### Text to read
[start]

Family life: My brother on his graduation day, Up Where We Belong and double-layer trifle

Readers’ favourite photographs, songs and recipes
  
  

Jon Rolfe’s brother Paul on the day of his graduation in 1970, on the seafront in Aberystwyth
Jon Rolfe’s brother Paul on the day of his graduation in 1970, on the seafront in Aberystwyth. Photograph: PR

Snapshot: My brother on his graduation day, 1970

This is the only graduation picture my father took of my brother Paul, on the Aberystwyth seafront in July 1970.

When Dad died last year, I inherited his collection of slides spanning the 60s and 70s. Most are of the annual family motoring holiday in Europe. I had seen them before, but this one was new to me. “17 – Paul graduated.”

I know Kodachrome was expensive those days, and you only got 36 shots on a roll. But this isn’t the last frame on the roll. It’s preceded by a scenic in Gloucestershire and succeeded by a shot in France. And Dad was a keen photographer – using an expensive rangefinder and deliberately choosing good film – not a reluctant family duty snapper. So, why just take this one shot?

It’s a strong, complex image. You know there is a story there. Whatever his subconscious reason for shooting just one frame, Dad just couldn’t help himself. The image has movement, ambiguous eye contact, beautiful colour, depth of field fall-off and even a slight wide-angle connection. Framing Paul centrally, awkwardly created tension. And Dad instinctively placed the eyeline on the horizon, the face at the sea/cliff juncture, caught exactly the three repeated sets of legs, and so on.

It’s also a very uncomfortable image. Our dad was empirical, serious, work-oriented, inflexible and never shy in showing disapproval. He was an engineer, never went to university and I think he hated the 60s. And Paul was the second-born son, destined always to live in the shadow of first-born, Peter, who went on to qualify as a successful commercial pilot. Paul’s path followed the arts, he embraced the 60s, and he studied for a degree in German. Only 20 years after the war ended, I wonder if perhaps it was “too soon”? Mum and Dad survived the war, but their memories were surely still fresh.

We visited Paul at his digs once in a tower block in Freiburg where he was spending his study year abroad. His German flatmate sitting in the corner in boxer shorts absently playing with a Luger – albeit quite innocently – probably didn’t help, and was certanly not mentioned in the meticulous journals my mum kept of the family holidays. “Paul bought us cream cakes” was her entry that day.

Jon Rolfe

Playlist: Joe was so right – ours was a long road

Up Where We Belong performed by Joe Cocker and Jennifer Warnes

“Who knows what tomorrow brings …”

The first time I heard this song was in my then boyfriend’s room at university in 1999. It was the early days of our relationship and we had quickly discovered that we had a shared love for singing – no doubt to the dismay of other students in our hall of residence. We would play the song over and over on the CD player, learning the words off by heart and trying to perfect our duet. My boyfriend would take on the part of gritty Joe Cocker, while I’d join in as the sweet-voiced Jennifer Warnes. It was not the most fashionable song, but the melody was so uplifting and we knew the words very well by then.

[end]

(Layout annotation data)

[start]

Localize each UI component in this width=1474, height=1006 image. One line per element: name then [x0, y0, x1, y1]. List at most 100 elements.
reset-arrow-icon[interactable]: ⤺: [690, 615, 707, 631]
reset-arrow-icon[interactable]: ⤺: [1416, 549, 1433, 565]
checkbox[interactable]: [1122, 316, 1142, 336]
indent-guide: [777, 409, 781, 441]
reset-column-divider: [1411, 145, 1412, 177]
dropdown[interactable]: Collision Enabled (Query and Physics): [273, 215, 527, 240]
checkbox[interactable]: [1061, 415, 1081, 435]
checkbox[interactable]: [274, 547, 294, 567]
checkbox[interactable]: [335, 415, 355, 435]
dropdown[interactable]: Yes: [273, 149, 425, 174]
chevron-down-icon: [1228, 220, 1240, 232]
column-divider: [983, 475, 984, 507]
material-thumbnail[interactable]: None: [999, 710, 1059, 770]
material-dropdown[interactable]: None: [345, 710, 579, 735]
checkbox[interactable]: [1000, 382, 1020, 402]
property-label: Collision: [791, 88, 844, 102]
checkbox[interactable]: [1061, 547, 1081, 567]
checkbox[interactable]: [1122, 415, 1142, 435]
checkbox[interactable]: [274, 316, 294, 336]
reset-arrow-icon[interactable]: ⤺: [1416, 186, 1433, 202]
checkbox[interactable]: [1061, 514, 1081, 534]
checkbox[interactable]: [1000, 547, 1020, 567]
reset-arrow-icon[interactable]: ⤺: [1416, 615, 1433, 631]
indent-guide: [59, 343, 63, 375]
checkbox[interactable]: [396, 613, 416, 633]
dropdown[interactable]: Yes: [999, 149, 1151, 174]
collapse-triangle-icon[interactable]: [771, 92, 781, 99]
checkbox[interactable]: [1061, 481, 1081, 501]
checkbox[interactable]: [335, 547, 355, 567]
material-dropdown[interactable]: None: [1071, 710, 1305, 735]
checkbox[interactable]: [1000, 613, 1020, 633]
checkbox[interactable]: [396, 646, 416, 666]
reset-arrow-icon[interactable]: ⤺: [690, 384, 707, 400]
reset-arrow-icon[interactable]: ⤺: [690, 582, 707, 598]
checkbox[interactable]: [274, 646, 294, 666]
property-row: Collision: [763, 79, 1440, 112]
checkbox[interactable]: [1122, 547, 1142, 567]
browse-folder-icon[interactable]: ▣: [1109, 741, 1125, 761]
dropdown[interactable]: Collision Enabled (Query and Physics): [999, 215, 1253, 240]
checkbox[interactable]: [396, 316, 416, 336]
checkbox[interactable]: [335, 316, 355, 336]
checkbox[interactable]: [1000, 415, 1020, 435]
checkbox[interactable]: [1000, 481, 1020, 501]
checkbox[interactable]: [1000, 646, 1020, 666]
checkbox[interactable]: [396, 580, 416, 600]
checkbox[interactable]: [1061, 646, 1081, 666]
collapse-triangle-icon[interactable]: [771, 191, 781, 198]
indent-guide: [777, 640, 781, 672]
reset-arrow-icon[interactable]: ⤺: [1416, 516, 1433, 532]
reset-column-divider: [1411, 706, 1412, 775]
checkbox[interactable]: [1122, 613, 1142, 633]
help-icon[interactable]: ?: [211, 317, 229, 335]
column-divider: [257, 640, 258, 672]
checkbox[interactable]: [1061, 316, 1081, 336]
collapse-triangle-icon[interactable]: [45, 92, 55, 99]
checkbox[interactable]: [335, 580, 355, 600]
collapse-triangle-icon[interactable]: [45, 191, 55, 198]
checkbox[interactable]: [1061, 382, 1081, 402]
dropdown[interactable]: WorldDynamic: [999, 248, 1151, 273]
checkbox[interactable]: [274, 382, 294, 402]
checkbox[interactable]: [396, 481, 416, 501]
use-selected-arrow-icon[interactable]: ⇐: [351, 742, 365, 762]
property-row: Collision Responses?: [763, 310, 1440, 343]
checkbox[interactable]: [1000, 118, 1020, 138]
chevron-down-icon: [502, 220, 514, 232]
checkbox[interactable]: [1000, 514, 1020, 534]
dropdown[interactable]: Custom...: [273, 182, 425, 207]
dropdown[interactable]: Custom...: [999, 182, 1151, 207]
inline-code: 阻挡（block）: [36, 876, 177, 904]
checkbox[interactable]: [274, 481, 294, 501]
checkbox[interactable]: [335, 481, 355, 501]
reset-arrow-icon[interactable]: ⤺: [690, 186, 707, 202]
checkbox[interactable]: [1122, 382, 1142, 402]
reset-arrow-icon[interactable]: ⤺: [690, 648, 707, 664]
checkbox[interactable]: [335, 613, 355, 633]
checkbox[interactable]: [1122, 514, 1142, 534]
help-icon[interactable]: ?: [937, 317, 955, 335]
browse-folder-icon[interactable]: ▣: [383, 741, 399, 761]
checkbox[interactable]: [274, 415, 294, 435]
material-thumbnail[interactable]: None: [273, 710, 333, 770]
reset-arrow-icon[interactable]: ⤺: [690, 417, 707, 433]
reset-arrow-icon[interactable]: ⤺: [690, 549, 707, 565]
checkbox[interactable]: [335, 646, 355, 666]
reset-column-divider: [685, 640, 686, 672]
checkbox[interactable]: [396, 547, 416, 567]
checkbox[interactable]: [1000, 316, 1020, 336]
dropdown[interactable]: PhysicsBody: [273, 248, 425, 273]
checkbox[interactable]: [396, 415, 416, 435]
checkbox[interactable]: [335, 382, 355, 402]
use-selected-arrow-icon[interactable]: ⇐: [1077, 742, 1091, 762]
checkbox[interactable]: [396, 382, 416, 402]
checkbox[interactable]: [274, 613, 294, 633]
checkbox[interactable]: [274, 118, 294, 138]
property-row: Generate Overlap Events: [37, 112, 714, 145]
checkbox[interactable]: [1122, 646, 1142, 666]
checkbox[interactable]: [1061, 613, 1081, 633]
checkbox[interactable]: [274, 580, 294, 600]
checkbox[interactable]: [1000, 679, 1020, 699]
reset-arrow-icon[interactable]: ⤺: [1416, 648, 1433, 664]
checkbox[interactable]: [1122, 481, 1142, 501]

[end]

### Tasks to carry out
a: Reproduce word for word the passage of the family life article that begins at the words "Up Where We Belong performed" and stops after "well by then.".
b: Answer these questions using the family life article:
(i) In what month and year did the father take the graduation picture of Paul?
(ii) What subject did Paul study for his degree?
(iii) In what year did the writer of the Playlist section first hear Up Where We Belong?
This listing comes from a separate source.

### Replies
a:
Up Where We Belong performed by Joe Cocker and Jennifer Warnes

“Who knows what tomorrow brings …”

The first time I heard this song was in my then boyfriend’s room at university in 1999. It was the early days of our relationship and we had quickly discovered that we had a shared love for singing – no doubt to the dismay of other students in our hall of residence. We would play the song over and over on the CD player, learning the words off by heart and trying to perfect our duet. My boyfriend would take on the part of gritty Joe Cocker, while I’d join in as the sweet-voiced Jennifer Warnes. It was not the most fashionable song, but the melody was so uplifting and we knew the words very well by then.

b:
(i) July 1970
(ii) German
(iii) 1999